> **Input for this task**
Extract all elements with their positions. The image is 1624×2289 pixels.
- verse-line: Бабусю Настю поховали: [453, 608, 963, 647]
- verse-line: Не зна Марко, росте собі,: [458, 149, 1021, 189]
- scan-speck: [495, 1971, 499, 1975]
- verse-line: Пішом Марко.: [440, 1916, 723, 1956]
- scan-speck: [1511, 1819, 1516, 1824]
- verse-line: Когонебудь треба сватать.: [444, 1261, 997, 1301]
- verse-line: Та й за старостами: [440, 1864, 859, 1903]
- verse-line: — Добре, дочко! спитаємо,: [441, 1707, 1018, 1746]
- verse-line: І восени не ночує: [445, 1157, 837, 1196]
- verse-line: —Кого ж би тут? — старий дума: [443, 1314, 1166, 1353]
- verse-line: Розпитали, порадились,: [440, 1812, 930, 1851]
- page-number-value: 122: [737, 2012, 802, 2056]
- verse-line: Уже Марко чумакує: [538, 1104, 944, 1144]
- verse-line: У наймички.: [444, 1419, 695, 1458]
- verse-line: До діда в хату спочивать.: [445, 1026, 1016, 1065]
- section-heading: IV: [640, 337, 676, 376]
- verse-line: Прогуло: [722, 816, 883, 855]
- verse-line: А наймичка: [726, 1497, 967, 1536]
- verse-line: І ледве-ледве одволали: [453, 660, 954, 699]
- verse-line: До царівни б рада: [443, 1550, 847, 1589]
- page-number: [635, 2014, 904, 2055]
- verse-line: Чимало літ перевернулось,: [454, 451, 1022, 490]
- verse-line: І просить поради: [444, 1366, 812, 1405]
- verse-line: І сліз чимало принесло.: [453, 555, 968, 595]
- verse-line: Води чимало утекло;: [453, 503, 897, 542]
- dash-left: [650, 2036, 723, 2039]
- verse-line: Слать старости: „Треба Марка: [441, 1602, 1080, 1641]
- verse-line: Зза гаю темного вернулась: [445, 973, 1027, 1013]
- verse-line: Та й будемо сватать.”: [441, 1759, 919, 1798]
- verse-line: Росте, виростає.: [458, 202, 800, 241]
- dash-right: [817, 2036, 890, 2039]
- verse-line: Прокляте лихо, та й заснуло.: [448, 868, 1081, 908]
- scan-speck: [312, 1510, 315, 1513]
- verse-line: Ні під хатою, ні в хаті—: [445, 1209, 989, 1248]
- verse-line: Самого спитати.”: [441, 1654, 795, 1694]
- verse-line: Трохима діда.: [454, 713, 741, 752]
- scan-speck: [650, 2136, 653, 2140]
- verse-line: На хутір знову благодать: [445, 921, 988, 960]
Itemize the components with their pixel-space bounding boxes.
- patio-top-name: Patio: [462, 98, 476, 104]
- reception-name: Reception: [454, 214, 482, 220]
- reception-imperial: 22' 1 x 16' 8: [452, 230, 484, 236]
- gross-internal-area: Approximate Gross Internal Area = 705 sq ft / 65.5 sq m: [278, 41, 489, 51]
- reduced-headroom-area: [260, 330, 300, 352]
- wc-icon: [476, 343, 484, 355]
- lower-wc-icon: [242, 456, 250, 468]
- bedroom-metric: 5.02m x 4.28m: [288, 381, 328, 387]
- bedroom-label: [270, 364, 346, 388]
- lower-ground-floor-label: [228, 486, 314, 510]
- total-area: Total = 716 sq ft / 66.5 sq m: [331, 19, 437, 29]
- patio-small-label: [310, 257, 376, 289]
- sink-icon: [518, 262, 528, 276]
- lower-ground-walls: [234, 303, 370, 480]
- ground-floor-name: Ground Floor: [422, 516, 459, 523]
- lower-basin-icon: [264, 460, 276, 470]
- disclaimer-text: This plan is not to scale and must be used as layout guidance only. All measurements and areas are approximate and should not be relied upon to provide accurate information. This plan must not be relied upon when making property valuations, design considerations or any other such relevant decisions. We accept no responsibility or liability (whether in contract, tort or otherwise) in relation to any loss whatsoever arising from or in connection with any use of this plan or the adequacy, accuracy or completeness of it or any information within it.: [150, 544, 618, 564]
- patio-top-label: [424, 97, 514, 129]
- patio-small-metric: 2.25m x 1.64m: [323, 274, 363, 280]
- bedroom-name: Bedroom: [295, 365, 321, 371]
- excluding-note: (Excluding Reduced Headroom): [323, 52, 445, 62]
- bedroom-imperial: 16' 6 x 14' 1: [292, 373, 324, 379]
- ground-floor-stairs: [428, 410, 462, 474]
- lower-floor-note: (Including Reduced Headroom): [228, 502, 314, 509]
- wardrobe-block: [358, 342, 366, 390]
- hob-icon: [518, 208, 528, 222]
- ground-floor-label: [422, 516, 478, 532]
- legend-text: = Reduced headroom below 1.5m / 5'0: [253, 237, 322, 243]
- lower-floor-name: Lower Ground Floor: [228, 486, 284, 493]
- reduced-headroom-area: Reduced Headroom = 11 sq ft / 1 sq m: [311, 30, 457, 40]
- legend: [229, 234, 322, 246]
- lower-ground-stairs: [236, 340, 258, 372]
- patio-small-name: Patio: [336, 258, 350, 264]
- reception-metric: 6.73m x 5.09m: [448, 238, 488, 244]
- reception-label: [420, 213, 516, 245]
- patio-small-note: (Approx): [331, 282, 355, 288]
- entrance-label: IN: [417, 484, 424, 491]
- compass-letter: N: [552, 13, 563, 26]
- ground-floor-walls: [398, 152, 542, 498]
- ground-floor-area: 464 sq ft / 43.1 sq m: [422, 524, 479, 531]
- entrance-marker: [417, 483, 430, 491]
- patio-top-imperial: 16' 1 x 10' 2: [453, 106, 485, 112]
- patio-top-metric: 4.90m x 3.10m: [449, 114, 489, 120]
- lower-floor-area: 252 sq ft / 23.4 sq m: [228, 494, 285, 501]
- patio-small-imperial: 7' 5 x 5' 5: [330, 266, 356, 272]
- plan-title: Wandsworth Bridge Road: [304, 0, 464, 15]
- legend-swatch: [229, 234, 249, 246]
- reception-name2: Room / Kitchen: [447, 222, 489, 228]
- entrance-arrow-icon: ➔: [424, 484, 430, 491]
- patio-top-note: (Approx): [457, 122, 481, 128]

> **Request**
Please revise the items above by changing every "verse-line" to "poem-line", keeping everything else the same.

> **Exercise response**
Extract all elements with their positions. The image is 1624×2289 pixels.
- poem-line: Бабусю Настю поховали: [453, 608, 963, 647]
- poem-line: Не зна Марко, росте собі,: [458, 149, 1021, 189]
- scan-speck: [495, 1971, 499, 1975]
- poem-line: Пішом Марко.: [440, 1916, 723, 1956]
- scan-speck: [1511, 1819, 1516, 1824]
- poem-line: Когонебудь треба сватать.: [444, 1261, 997, 1301]
- poem-line: Та й за старостами: [440, 1864, 859, 1903]
- poem-line: — Добре, дочко! спитаємо,: [441, 1707, 1018, 1746]
- poem-line: І восени не ночує: [445, 1157, 837, 1196]
- poem-line: —Кого ж би тут? — старий дума: [443, 1314, 1166, 1353]
- poem-line: Розпитали, порадились,: [440, 1812, 930, 1851]
- page-number-value: 122: [737, 2012, 802, 2056]
- poem-line: Уже Марко чумакує: [538, 1104, 944, 1144]
- poem-line: У наймички.: [444, 1419, 695, 1458]
- poem-line: До діда в хату спочивать.: [445, 1026, 1016, 1065]
- section-heading: IV: [640, 337, 676, 376]
- poem-line: Прогуло: [722, 816, 883, 855]
- poem-line: А наймичка: [726, 1497, 967, 1536]
- poem-line: І ледве-ледве одволали: [453, 660, 954, 699]
- poem-line: До царівни б рада: [443, 1550, 847, 1589]
- page-number: [635, 2014, 904, 2055]
- poem-line: Чимало літ перевернулось,: [454, 451, 1022, 490]
- poem-line: І просить поради: [444, 1366, 812, 1405]
- poem-line: І сліз чимало принесло.: [453, 555, 968, 595]
- poem-line: Води чимало утекло;: [453, 503, 897, 542]
- dash-left: [650, 2036, 723, 2039]
- poem-line: Слать старости: „Треба Марка: [441, 1602, 1080, 1641]
- poem-line: Зза гаю темного вернулась: [445, 973, 1027, 1013]
- poem-line: Та й будемо сватать.”: [441, 1759, 919, 1798]
- poem-line: Росте, виростає.: [458, 202, 800, 241]
- dash-right: [817, 2036, 890, 2039]
- poem-line: Прокляте лихо, та й заснуло.: [448, 868, 1081, 908]
- scan-speck: [312, 1510, 315, 1513]
- poem-line: Ні під хатою, ні в хаті—: [445, 1209, 989, 1248]
- poem-line: Самого спитати.”: [441, 1654, 795, 1694]
- poem-line: Трохима діда.: [454, 713, 741, 752]
- scan-speck: [650, 2136, 653, 2140]
- poem-line: На хутір знову благодать: [445, 921, 988, 960]
Itemize the components with their pixel-space bounding boxes.
- patio-top-name: Patio: [462, 98, 476, 104]
- reception-name: Reception: [454, 214, 482, 220]
- reception-imperial: 22' 1 x 16' 8: [452, 230, 484, 236]
- gross-internal-area: Approximate Gross Internal Area = 705 sq ft / 65.5 sq m: [278, 41, 489, 51]
- reduced-headroom-area: [260, 330, 300, 352]
- wc-icon: [476, 343, 484, 355]
- lower-wc-icon: [242, 456, 250, 468]
- bedroom-metric: 5.02m x 4.28m: [288, 381, 328, 387]
- bedroom-label: [270, 364, 346, 388]
- lower-ground-floor-label: [228, 486, 314, 510]
- total-area: Total = 716 sq ft / 66.5 sq m: [331, 19, 437, 29]
- patio-small-label: [310, 257, 376, 289]
- sink-icon: [518, 262, 528, 276]
- lower-ground-walls: [234, 303, 370, 480]
- ground-floor-name: Ground Floor: [422, 516, 459, 523]
- lower-basin-icon: [264, 460, 276, 470]
- disclaimer-text: This plan is not to scale and must be used as layout guidance only. All measurements and areas are approximate and should not be relied upon to provide accurate information. This plan must not be relied upon when making property valuations, design considerations or any other such relevant decisions. We accept no responsibility or liability (whether in contract, tort or otherwise) in relation to any loss whatsoever arising from or in connection with any use of this plan or the adequacy, accuracy or completeness of it or any information within it.: [150, 544, 618, 564]
- patio-top-label: [424, 97, 514, 129]
- patio-small-metric: 2.25m x 1.64m: [323, 274, 363, 280]
- bedroom-name: Bedroom: [295, 365, 321, 371]
- excluding-note: (Excluding Reduced Headroom): [323, 52, 445, 62]
- bedroom-imperial: 16' 6 x 14' 1: [292, 373, 324, 379]
- ground-floor-stairs: [428, 410, 462, 474]
- lower-floor-note: (Including Reduced Headroom): [228, 502, 314, 509]
- wardrobe-block: [358, 342, 366, 390]
- hob-icon: [518, 208, 528, 222]
- ground-floor-label: [422, 516, 478, 532]
- legend-text: = Reduced headroom below 1.5m / 5'0: [253, 237, 322, 243]
- lower-floor-name: Lower Ground Floor: [228, 486, 284, 493]
- reduced-headroom-area: Reduced Headroom = 11 sq ft / 1 sq m: [311, 30, 457, 40]
- legend: [229, 234, 322, 246]
- lower-ground-stairs: [236, 340, 258, 372]
- patio-small-name: Patio: [336, 258, 350, 264]
- reception-metric: 6.73m x 5.09m: [448, 238, 488, 244]
- reception-label: [420, 213, 516, 245]
- patio-small-note: (Approx): [331, 282, 355, 288]
- entrance-label: IN: [417, 484, 424, 491]
- compass-letter: N: [552, 13, 563, 26]
- ground-floor-walls: [398, 152, 542, 498]
- ground-floor-area: 464 sq ft / 43.1 sq m: [422, 524, 479, 531]
- entrance-marker: [417, 483, 430, 491]
- patio-top-imperial: 16' 1 x 10' 2: [453, 106, 485, 112]
- patio-top-metric: 4.90m x 3.10m: [449, 114, 489, 120]
- lower-floor-area: 252 sq ft / 23.4 sq m: [228, 494, 285, 501]
- patio-small-imperial: 7' 5 x 5' 5: [330, 266, 356, 272]
- plan-title: Wandsworth Bridge Road: [304, 0, 464, 15]
- legend-swatch: [229, 234, 249, 246]
- reception-name2: Room / Kitchen: [447, 222, 489, 228]
- entrance-arrow-icon: ➔: [424, 484, 430, 491]
- patio-top-note: (Approx): [457, 122, 481, 128]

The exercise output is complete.